TASK GOAL ▸
Below is a block of records; repeat each one exactly.

RECORDS ▸
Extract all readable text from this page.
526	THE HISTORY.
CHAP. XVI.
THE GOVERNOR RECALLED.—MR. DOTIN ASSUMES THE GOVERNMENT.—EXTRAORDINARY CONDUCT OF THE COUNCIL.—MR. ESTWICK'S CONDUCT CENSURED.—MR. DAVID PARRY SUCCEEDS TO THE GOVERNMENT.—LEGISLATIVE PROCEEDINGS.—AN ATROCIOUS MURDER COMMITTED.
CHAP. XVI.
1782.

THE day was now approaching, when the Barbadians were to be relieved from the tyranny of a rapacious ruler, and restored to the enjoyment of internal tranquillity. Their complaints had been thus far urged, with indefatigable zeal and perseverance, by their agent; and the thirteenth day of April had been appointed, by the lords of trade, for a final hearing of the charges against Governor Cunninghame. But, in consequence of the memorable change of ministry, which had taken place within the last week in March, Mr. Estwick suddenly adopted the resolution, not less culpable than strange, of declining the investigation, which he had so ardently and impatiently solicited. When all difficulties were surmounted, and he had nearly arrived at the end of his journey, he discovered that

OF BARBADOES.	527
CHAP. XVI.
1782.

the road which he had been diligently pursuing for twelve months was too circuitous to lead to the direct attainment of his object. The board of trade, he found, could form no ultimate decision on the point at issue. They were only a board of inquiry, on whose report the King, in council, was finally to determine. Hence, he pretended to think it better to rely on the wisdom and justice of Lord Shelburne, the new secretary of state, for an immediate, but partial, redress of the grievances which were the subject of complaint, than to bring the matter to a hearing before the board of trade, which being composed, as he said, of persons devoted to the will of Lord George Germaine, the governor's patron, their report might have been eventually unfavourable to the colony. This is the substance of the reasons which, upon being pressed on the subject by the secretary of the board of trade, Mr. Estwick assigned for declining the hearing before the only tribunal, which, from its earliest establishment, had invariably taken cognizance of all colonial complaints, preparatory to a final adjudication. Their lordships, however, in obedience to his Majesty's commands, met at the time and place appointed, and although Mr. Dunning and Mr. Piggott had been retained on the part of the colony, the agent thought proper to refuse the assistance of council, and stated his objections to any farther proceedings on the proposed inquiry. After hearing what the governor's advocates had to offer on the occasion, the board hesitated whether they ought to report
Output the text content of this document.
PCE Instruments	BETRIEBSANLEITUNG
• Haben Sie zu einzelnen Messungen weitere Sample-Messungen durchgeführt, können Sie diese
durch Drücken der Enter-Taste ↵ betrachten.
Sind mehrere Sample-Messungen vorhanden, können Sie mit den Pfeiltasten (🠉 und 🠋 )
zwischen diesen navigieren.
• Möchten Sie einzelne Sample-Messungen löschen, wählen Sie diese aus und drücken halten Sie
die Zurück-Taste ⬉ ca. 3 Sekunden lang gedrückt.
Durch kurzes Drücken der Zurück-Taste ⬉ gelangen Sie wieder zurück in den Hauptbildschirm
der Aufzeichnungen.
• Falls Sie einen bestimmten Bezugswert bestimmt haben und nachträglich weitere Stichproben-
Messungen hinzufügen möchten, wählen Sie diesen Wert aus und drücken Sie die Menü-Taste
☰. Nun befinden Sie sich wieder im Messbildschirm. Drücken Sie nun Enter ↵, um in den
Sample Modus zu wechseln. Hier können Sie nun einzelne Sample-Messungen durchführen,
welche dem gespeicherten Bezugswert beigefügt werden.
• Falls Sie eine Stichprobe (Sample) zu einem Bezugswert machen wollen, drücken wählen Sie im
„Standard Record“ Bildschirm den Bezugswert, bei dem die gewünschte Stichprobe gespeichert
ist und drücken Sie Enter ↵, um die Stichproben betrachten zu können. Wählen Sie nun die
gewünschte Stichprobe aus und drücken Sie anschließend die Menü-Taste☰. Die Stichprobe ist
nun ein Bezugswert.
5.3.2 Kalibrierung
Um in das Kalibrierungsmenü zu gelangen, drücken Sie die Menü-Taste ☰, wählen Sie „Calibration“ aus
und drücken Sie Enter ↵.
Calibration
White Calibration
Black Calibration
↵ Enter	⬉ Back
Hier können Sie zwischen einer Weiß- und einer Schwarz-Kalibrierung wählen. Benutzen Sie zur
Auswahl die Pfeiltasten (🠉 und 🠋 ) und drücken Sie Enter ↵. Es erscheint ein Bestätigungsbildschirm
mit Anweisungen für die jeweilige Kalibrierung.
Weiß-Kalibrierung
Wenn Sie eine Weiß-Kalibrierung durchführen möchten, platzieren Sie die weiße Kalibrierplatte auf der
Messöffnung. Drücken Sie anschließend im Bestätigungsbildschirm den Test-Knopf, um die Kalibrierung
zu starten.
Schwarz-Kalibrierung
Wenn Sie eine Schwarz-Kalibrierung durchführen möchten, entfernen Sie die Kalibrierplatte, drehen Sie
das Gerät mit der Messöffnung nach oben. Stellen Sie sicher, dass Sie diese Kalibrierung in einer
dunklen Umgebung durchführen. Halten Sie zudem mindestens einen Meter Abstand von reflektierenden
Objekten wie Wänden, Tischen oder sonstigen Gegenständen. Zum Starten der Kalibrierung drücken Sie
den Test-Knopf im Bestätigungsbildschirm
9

ANSWER TO THIS TASK ▸
Extract all readable text from this page.
526	THE HISTORY.
CHAP. XVI.
THE GOVERNOR RECALLED.—MR. DOTIN ASSUMES THE GOVERNMENT.—EXTRAORDINARY CONDUCT OF THE COUNCIL.—MR. ESTWICK'S CONDUCT CENSURED.—MR. DAVID PARRY SUCCEEDS TO THE GOVERNMENT.—LEGISLATIVE PROCEEDINGS.—AN ATROCIOUS MURDER COMMITTED.
CHAP. XVI.
1782.

THE day was now approaching, when the Barbadians were to be relieved from the tyranny of a rapacious ruler, and restored to the enjoyment of internal tranquillity. Their complaints had been thus far urged, with indefatigable zeal and perseverance, by their agent; and the thirteenth day of April had been appointed, by the lords of trade, for a final hearing of the charges against Governor Cunninghame. But, in consequence of the memorable change of ministry, which had taken place within the last week in March, Mr. Estwick suddenly adopted the resolution, not less culpable than strange, of declining the investigation, which he had so ardently and impatiently solicited. When all difficulties were surmounted, and he had nearly arrived at the end of his journey, he discovered that

OF BARBADOES.	527
CHAP. XVI.
1782.

the road which he had been diligently pursuing for twelve months was too circuitous to lead to the direct attainment of his object. The board of trade, he found, could form no ultimate decision on the point at issue. They were only a board of inquiry, on whose report the King, in council, was finally to determine. Hence, he pretended to think it better to rely on the wisdom and justice of Lord Shelburne, the new secretary of state, for an immediate, but partial, redress of the grievances which were the subject of complaint, than to bring the matter to a hearing before the board of trade, which being composed, as he said, of persons devoted to the will of Lord George Germaine, the governor's patron, their report might have been eventually unfavourable to the colony. This is the substance of the reasons which, upon being pressed on the subject by the secretary of the board of trade, Mr. Estwick assigned for declining the hearing before the only tribunal, which, from its earliest establishment, had invariably taken cognizance of all colonial complaints, preparatory to a final adjudication. Their lordships, however, in obedience to his Majesty's commands, met at the time and place appointed, and although Mr. Dunning and Mr. Piggott had been retained on the part of the colony, the agent thought proper to refuse the assistance of council, and stated his objections to any farther proceedings on the proposed inquiry. After hearing what the governor's advocates had to offer on the occasion, the board hesitated whether they ought to report
Output the text content of this document.
PCE Instruments	BETRIEBSANLEITUNG
• Haben Sie zu einzelnen Messungen weitere Sample-Messungen durchgeführt, können Sie diese
durch Drücken der Enter-Taste ↵ betrachten.
Sind mehrere Sample-Messungen vorhanden, können Sie mit den Pfeiltasten (🠉 und 🠋 )
zwischen diesen navigieren.
• Möchten Sie einzelne Sample-Messungen löschen, wählen Sie diese aus und drücken halten Sie
die Zurück-Taste ⬉ ca. 3 Sekunden lang gedrückt.
Durch kurzes Drücken der Zurück-Taste ⬉ gelangen Sie wieder zurück in den Hauptbildschirm
der Aufzeichnungen.
• Falls Sie einen bestimmten Bezugswert bestimmt haben und nachträglich weitere Stichproben-
Messungen hinzufügen möchten, wählen Sie diesen Wert aus und drücken Sie die Menü-Taste
☰. Nun befinden Sie sich wieder im Messbildschirm. Drücken Sie nun Enter ↵, um in den
Sample Modus zu wechseln. Hier können Sie nun einzelne Sample-Messungen durchführen,
welche dem gespeicherten Bezugswert beigefügt werden.
• Falls Sie eine Stichprobe (Sample) zu einem Bezugswert machen wollen, drücken wählen Sie im
„Standard Record“ Bildschirm den Bezugswert, bei dem die gewünschte Stichprobe gespeichert
ist und drücken Sie Enter ↵, um die Stichproben betrachten zu können. Wählen Sie nun die
gewünschte Stichprobe aus und drücken Sie anschließend die Menü-Taste☰. Die Stichprobe ist
nun ein Bezugswert.
5.3.2 Kalibrierung
Um in das Kalibrierungsmenü zu gelangen, drücken Sie die Menü-Taste ☰, wählen Sie „Calibration“ aus
und drücken Sie Enter ↵.
Calibration
White Calibration
Black Calibration
↵ Enter	⬉ Back
Hier können Sie zwischen einer Weiß- und einer Schwarz-Kalibrierung wählen. Benutzen Sie zur
Auswahl die Pfeiltasten (🠉 und 🠋 ) und drücken Sie Enter ↵. Es erscheint ein Bestätigungsbildschirm
mit Anweisungen für die jeweilige Kalibrierung.
Weiß-Kalibrierung
Wenn Sie eine Weiß-Kalibrierung durchführen möchten, platzieren Sie die weiße Kalibrierplatte auf der
Messöffnung. Drücken Sie anschließend im Bestätigungsbildschirm den Test-Knopf, um die Kalibrierung
zu starten.
Schwarz-Kalibrierung
Wenn Sie eine Schwarz-Kalibrierung durchführen möchten, entfernen Sie die Kalibrierplatte, drehen Sie
das Gerät mit der Messöffnung nach oben. Stellen Sie sicher, dass Sie diese Kalibrierung in einer
dunklen Umgebung durchführen. Halten Sie zudem mindestens einen Meter Abstand von reflektierenden
Objekten wie Wänden, Tischen oder sonstigen Gegenständen. Zum Starten der Kalibrierung drücken Sie
den Test-Knopf im Bestätigungsbildschirm
9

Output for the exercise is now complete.